* **EXERCISE BRIEF**: Put the lines below into a numbered list, starting at the line that contains "y-top-label: + 5000 A xyxy=(14,19,67,34)" and stopping after the line that contains "Find all labels, buttons, inputs, and". Leave out any blank lines.

— begin RECORDS PROVIDED —

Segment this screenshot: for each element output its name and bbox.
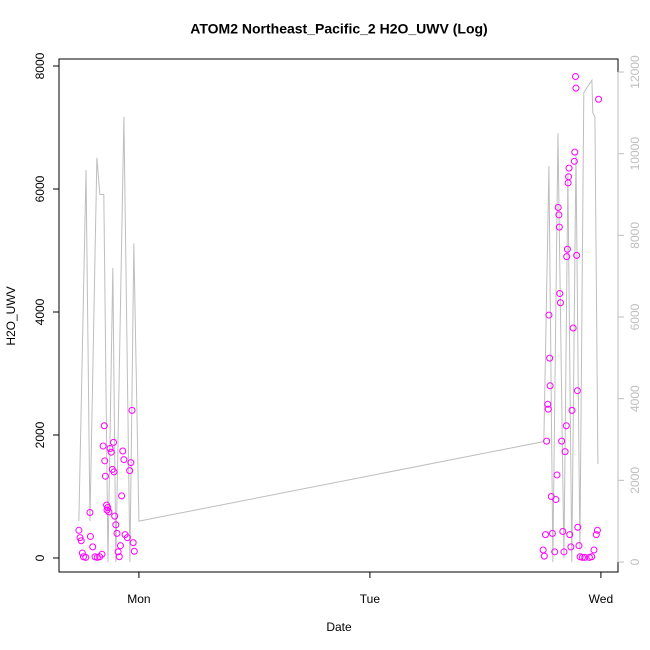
- point: [110, 468, 118, 476]
- point: [105, 508, 113, 516]
- point: [98, 550, 106, 558]
- y-tick-label: 6000: [33, 175, 47, 202]
- point: [573, 251, 581, 259]
- point: [76, 534, 84, 542]
- point: [110, 438, 118, 446]
- point: [86, 508, 94, 516]
- point: [573, 387, 581, 395]
- point: [540, 552, 548, 560]
- point: [578, 553, 586, 561]
- point: [551, 548, 559, 556]
- x-tick-label: Tue: [360, 592, 381, 606]
- point: [113, 529, 121, 537]
- point: [75, 526, 83, 534]
- point: [101, 457, 109, 465]
- point: [112, 521, 120, 529]
- point: [119, 447, 127, 455]
- y-tick-label: 8000: [33, 52, 47, 79]
- point: [126, 467, 134, 475]
- point: [556, 299, 564, 307]
- point: [552, 496, 560, 504]
- point: [574, 523, 582, 531]
- point: [562, 422, 570, 430]
- point: [77, 537, 85, 545]
- y2-tick-label: 12000: [628, 55, 642, 89]
- point: [558, 437, 566, 445]
- point: [566, 531, 574, 539]
- point: [546, 382, 554, 390]
- chart-title: ATOM2 Northeast_Pacific_2 H2O_UWV (Log): [190, 21, 487, 37]
- point: [590, 546, 598, 554]
- x-axis-label: Date: [326, 620, 352, 634]
- y2-tick-label: 2000: [628, 467, 642, 494]
- y2-tick-label: 10000: [628, 137, 642, 171]
- point: [560, 548, 568, 556]
- point: [78, 549, 86, 557]
- point: [82, 553, 90, 561]
- point: [572, 84, 580, 92]
- y2-tick-label: 6000: [628, 303, 642, 330]
- point: [548, 529, 556, 537]
- x-tick-label: Mon: [127, 592, 150, 606]
- point: [592, 531, 600, 539]
- point: [571, 72, 579, 80]
- point: [111, 512, 119, 520]
- y-tick-label: 4000: [33, 298, 47, 325]
- y-axis-label: H2O_UWV: [4, 286, 18, 345]
- point: [107, 448, 115, 456]
- point: [571, 148, 579, 156]
- point: [559, 528, 567, 536]
- point: [86, 532, 94, 540]
- y2-tick-label: 8000: [628, 222, 642, 249]
- point: [541, 531, 549, 539]
- point: [565, 164, 573, 172]
- point: [575, 542, 583, 550]
- point: [89, 543, 97, 551]
- point: [106, 445, 114, 453]
- point: [556, 290, 564, 298]
- point: [561, 448, 569, 456]
- point: [565, 173, 573, 181]
- point: [120, 456, 128, 464]
- y2-tick-label: 0: [628, 558, 642, 565]
- point: [595, 95, 603, 103]
- point: [130, 547, 138, 555]
- y2-tick-label: 4000: [628, 385, 642, 412]
- point: [593, 526, 601, 534]
- point: [115, 553, 123, 561]
- point: [545, 311, 553, 319]
- point: [555, 223, 563, 231]
- point: [569, 324, 577, 332]
- point: [99, 442, 107, 450]
- point: [114, 548, 122, 556]
- point: [544, 405, 552, 413]
- point: [116, 542, 124, 550]
- y-tick-label: 2000: [33, 421, 47, 448]
- point: [554, 203, 562, 211]
- point: [543, 437, 551, 445]
- point: [553, 471, 561, 479]
- point: [129, 539, 137, 547]
- point: [570, 157, 578, 165]
- point: [555, 211, 563, 219]
- point: [581, 553, 589, 561]
- point: [563, 253, 571, 261]
- point: [128, 406, 136, 414]
- point: [104, 504, 112, 512]
- x-tick-label: Wed: [589, 592, 613, 606]
- point: [588, 553, 596, 561]
- point: [563, 245, 571, 253]
- point: [544, 400, 552, 408]
- point: [546, 354, 554, 362]
- point: [100, 422, 108, 430]
- point: [123, 534, 131, 542]
- point: [127, 459, 135, 467]
- point: [118, 492, 126, 500]
- point: [568, 406, 576, 414]
- y-tick-label: 0: [33, 554, 47, 561]
- point: [101, 472, 109, 480]
- point: [567, 543, 575, 551]
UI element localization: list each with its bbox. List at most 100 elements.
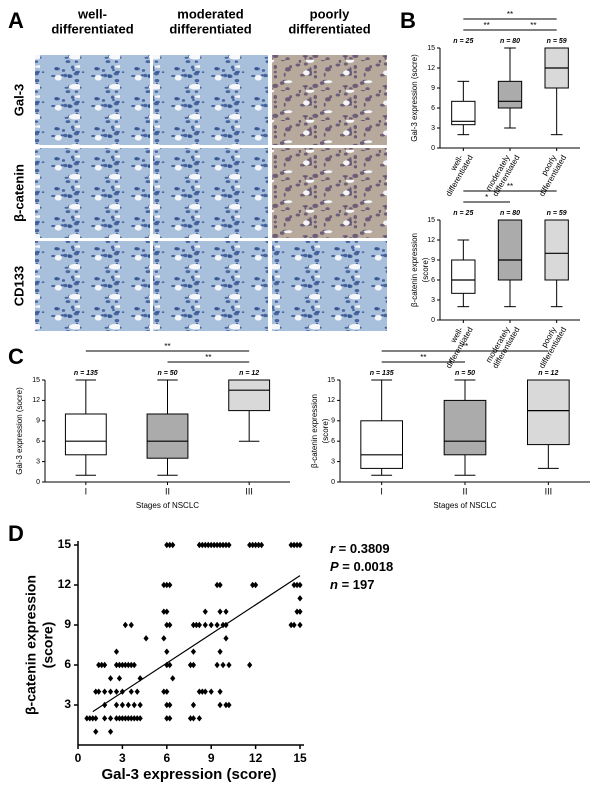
point — [217, 688, 223, 695]
point — [93, 688, 99, 695]
statistic: r = 0.3809 — [330, 541, 390, 556]
y-tick-label: 0 — [431, 317, 435, 324]
y-tick-label: 6 — [36, 438, 40, 445]
statistic-value: = 0.0018 — [339, 559, 394, 574]
x-tick-label: II — [165, 486, 170, 496]
y-axis-label: β-catenin expression — [310, 394, 319, 468]
y-axis-label: Gal-3 expression (socre) — [410, 54, 419, 142]
x-tick-label: 12 — [249, 751, 263, 765]
point — [247, 541, 253, 549]
point — [294, 581, 300, 589]
point — [125, 661, 131, 669]
column-header: poorly — [310, 6, 350, 21]
n-label: n = 135 — [370, 370, 394, 377]
y-tick-label: 9 — [331, 418, 335, 425]
column-header: differentiated — [169, 21, 251, 36]
point — [170, 541, 176, 549]
point — [208, 688, 214, 695]
point — [190, 621, 197, 629]
point — [125, 715, 131, 722]
point — [128, 688, 134, 695]
y-tick-label: 6 — [431, 277, 435, 284]
point — [196, 715, 202, 722]
row-header: Gal-3 — [11, 84, 26, 117]
point — [199, 688, 205, 695]
point — [199, 541, 205, 549]
point — [187, 661, 194, 669]
point — [164, 608, 170, 615]
point — [297, 541, 303, 549]
point — [226, 701, 232, 709]
point — [164, 621, 170, 629]
point — [143, 635, 149, 642]
point — [164, 715, 170, 722]
point — [102, 661, 108, 669]
panel-label: D — [8, 521, 24, 546]
box — [64, 413, 107, 456]
point — [131, 701, 137, 709]
point — [102, 715, 108, 722]
significance-label: ** — [507, 182, 513, 191]
point — [297, 608, 303, 615]
n-label: n = 50 — [157, 370, 177, 377]
y-tick-label: 9 — [64, 617, 71, 631]
y-tick-label: 3 — [331, 458, 335, 465]
point — [167, 621, 173, 629]
y-tick-label: 6 — [64, 657, 71, 671]
point — [161, 608, 167, 615]
point — [288, 541, 294, 549]
column-header: differentiated — [51, 21, 133, 36]
x-axis-label: Gal-3 expression (score) — [101, 766, 276, 783]
x-axis-label: Stages of NSCLC — [136, 501, 199, 510]
point — [137, 675, 143, 682]
statistic-symbol: P — [330, 559, 339, 574]
point — [128, 661, 134, 669]
y-tick-label: 3 — [36, 458, 40, 465]
point — [90, 715, 96, 722]
point — [190, 648, 197, 655]
statistic-symbol: r — [330, 541, 336, 556]
point — [113, 688, 120, 695]
point — [116, 715, 123, 722]
point — [297, 595, 303, 602]
point — [288, 621, 294, 629]
significance-label: ** — [530, 21, 536, 30]
point — [220, 661, 226, 669]
point — [202, 608, 208, 615]
x-tick-label: I — [85, 486, 88, 496]
point — [226, 541, 232, 549]
n-label: n = 80 — [500, 38, 520, 45]
point — [99, 661, 105, 669]
y-tick-label: 12 — [427, 65, 435, 72]
y-tick-label: 9 — [431, 257, 435, 264]
point — [291, 621, 297, 629]
n-label: n = 25 — [453, 210, 473, 217]
box — [146, 413, 189, 459]
y-tick-label: 9 — [36, 418, 40, 425]
point — [113, 648, 120, 655]
panel-label: C — [8, 344, 24, 369]
point — [291, 581, 297, 589]
y-axis-label: β-catenin expression — [23, 575, 39, 715]
point — [119, 701, 125, 709]
significance-label: ** — [507, 10, 513, 19]
box — [443, 399, 487, 456]
point — [164, 541, 170, 549]
point — [84, 715, 90, 722]
point — [208, 541, 214, 549]
n-label: n = 135 — [74, 370, 98, 377]
y-tick-label: 6 — [331, 438, 335, 445]
y-tick-label: 0 — [36, 479, 40, 486]
y-axis-label: (score) — [421, 257, 430, 282]
point — [190, 661, 197, 669]
significance-label: * — [485, 193, 488, 202]
point — [196, 541, 202, 549]
n-label: n = 12 — [538, 370, 558, 377]
micrograph — [35, 55, 150, 145]
significance-label: ** — [462, 342, 468, 351]
point — [116, 661, 123, 669]
y-tick-label: 15 — [58, 537, 72, 551]
point — [187, 715, 194, 722]
point — [226, 661, 232, 669]
micrograph — [272, 55, 387, 145]
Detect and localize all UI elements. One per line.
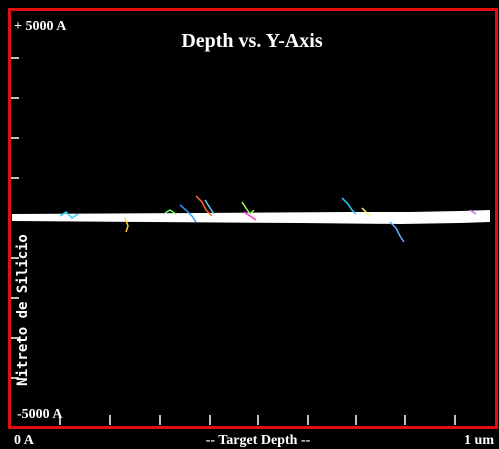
y-top-label: + 5000 A xyxy=(14,19,67,34)
footer-left: 0 A xyxy=(14,433,35,448)
footer-center: -- Target Depth -- xyxy=(206,433,311,448)
y-bottom-label: -5000 A xyxy=(17,407,63,422)
material-label: Nitreto de Silicio xyxy=(15,234,31,386)
footer-right: 1 um xyxy=(464,433,494,448)
srim-plot: + 5000 A Depth vs. Y-Axis -5000 A Nitret… xyxy=(0,0,499,449)
page: + 5000 A Depth vs. Y-Axis -5000 A Nitret… xyxy=(0,0,499,449)
plot-title: Depth vs. Y-Axis xyxy=(181,30,323,52)
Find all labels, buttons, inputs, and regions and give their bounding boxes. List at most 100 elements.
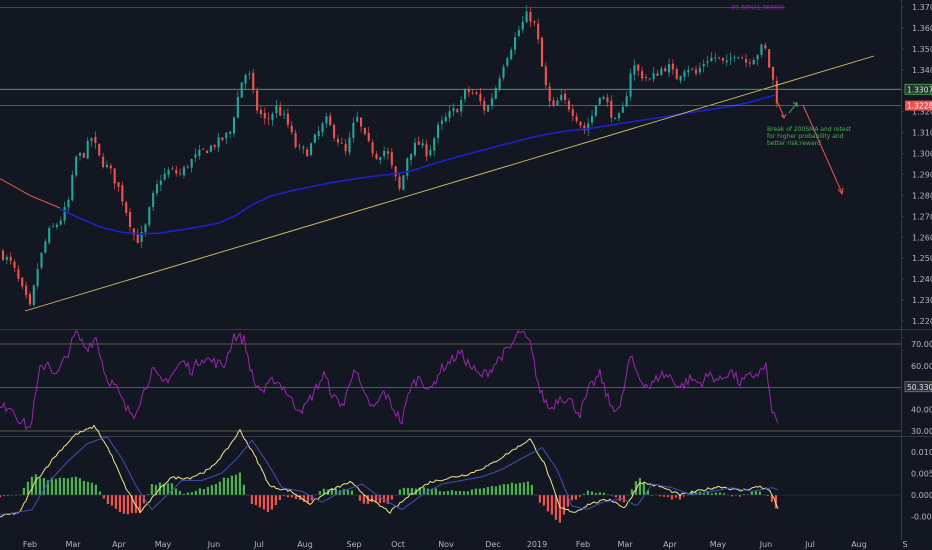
macd-histogram-bar (586, 490, 589, 495)
macd-panel: 0.01000 0.00500 0.00000 -0.00500 (0, 424, 932, 523)
macd-histogram-bar (0, 495, 1, 498)
macd-histogram-bar (406, 487, 409, 495)
macd-histogram-bar (98, 491, 101, 495)
candle-body (510, 49, 513, 60)
rsi-tick-label: 70.0000 (911, 340, 932, 349)
macd-histogram-bar (410, 487, 413, 495)
candle-body (1, 250, 5, 260)
candle-body (336, 138, 339, 143)
macd-histogram-bar (170, 483, 173, 495)
macd-histogram-bar (78, 478, 81, 495)
macd-histogram-bar (430, 488, 433, 495)
x-tick-label: Dec (485, 540, 500, 549)
trade-annotation: Break of 200SMA and retest for higher pro… (767, 126, 852, 147)
price-tick-label: 1.36000 (912, 24, 932, 33)
macd-histogram-bar (386, 495, 389, 504)
macd-histogram-bar (522, 482, 525, 495)
macd-histogram-bar (178, 490, 181, 495)
macd-histogram-bar (402, 487, 405, 495)
candle-body (67, 199, 70, 208)
candle-body (240, 82, 243, 98)
macd-histogram-bar (190, 492, 193, 495)
macd-histogram-bar (270, 495, 273, 510)
macd-histogram-bar (278, 495, 281, 500)
candle-body (721, 57, 724, 61)
candle-body (36, 269, 39, 287)
candle-body (259, 109, 262, 115)
macd-histogram-bar (346, 489, 349, 495)
macd-histogram-bar (506, 484, 509, 495)
macd-histogram-bar (258, 495, 261, 508)
candle-body (502, 66, 505, 78)
macd-histogram-bar (70, 477, 73, 495)
macd-histogram-bar (510, 482, 513, 495)
macd-histogram-bar (494, 486, 497, 495)
candle-body (340, 143, 343, 145)
macd-histogram-bar (398, 489, 401, 495)
candle-body (182, 167, 185, 176)
macd-histogram-bar (298, 495, 301, 500)
rsi-line (0, 330, 779, 431)
drop-arrow-short (777, 102, 785, 118)
x-tick-label: Aug (851, 540, 867, 549)
macd-histogram-bar (714, 492, 717, 495)
x-tick-label: Sep (346, 540, 361, 549)
price-tick-label: 1.25000 (912, 254, 932, 263)
macd-histogram-bar (634, 481, 637, 495)
candle-body (213, 145, 216, 148)
candle-body (9, 256, 12, 261)
candle-body (544, 66, 547, 86)
candle-body (248, 73, 251, 75)
candle-body (5, 256, 8, 260)
price-tick-label: 1.29000 (912, 170, 932, 179)
price-tick-label: 1.22000 (912, 317, 932, 326)
x-tick-label: May (710, 540, 727, 549)
candle-body (344, 143, 347, 152)
macd-histogram-bar (290, 495, 293, 498)
candle-body (487, 105, 490, 112)
candle-body (186, 166, 189, 168)
macd-histogram-bar (474, 488, 477, 495)
macd-histogram-bar (2, 495, 5, 496)
candle-body (575, 116, 578, 121)
macd-histogram-bar (610, 495, 613, 496)
candle-body (764, 45, 767, 49)
candle-body (552, 100, 555, 106)
macd-histogram-bar (766, 495, 769, 497)
macd-histogram-bar (642, 482, 645, 495)
macd-histogram-bar (274, 495, 277, 506)
macd-histogram-bar (202, 489, 205, 495)
macd-histogram-bar (526, 481, 529, 495)
candle-body (471, 92, 474, 94)
macd-histogram-bar (102, 495, 105, 499)
candle-body (244, 74, 247, 84)
macd-histogram-bar (82, 480, 85, 495)
candle-body (105, 164, 108, 168)
candle-body (733, 57, 736, 59)
macd-histogram-bar (46, 480, 49, 495)
macd-histogram-bar (694, 492, 697, 495)
candle-body (413, 142, 416, 156)
macd-histogram-bar (742, 494, 745, 495)
candle-body (452, 108, 455, 112)
price-tick-label: 1.31000 (912, 129, 932, 138)
candle-body (329, 115, 332, 126)
candle-body (621, 106, 624, 113)
candle-body (102, 156, 105, 168)
macd-tick-label: 0.00500 (911, 470, 932, 479)
macd-histogram-bar (582, 493, 585, 495)
x-tick-label: Mar (65, 540, 81, 549)
rsi-levels (0, 343, 901, 432)
macd-histogram-bar (674, 495, 677, 498)
macd-histogram-bar (754, 491, 757, 495)
candle-body (232, 117, 236, 134)
candle-body (745, 58, 748, 63)
candle-body (40, 252, 43, 268)
macd-histogram-bar (598, 492, 601, 495)
candle-body (725, 60, 728, 63)
macd-histogram-bar (366, 495, 369, 505)
candle-body (514, 37, 517, 50)
macd-histogram-bar (222, 477, 225, 495)
macd-histogram-bar (390, 495, 393, 500)
macd-histogram-bar (126, 495, 129, 515)
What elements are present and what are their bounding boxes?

— end RECORDS PROVIDED —

* **TASK OUTPUT**:
1. y-top-label: + 5000 A xyxy=(14,19,67,34)
2. footer-left: 0 A xyxy=(14,433,35,448)
3. footer-center: -- Target Depth -- xyxy=(206,433,311,448)
4. y-bottom-label: -5000 A xyxy=(17,407,63,422)
5. material-label: Nitreto de Silicio xyxy=(15,234,31,386)
6. footer-right: 1 um xyxy=(464,433,494,448)
7. srim-plot: + 5000 A Depth vs. Y-Axis -5000 A Nitret… xyxy=(0,0,499,449)
8. page: + 5000 A Depth vs. Y-Axis -5000 A Nitret… xyxy=(0,0,499,449)
9. plot-title: Depth vs. Y-Axis xyxy=(181,30,323,52)
10. Find all labels, buttons, inputs, and regions and give their bounding boxes. List at most 100 elements.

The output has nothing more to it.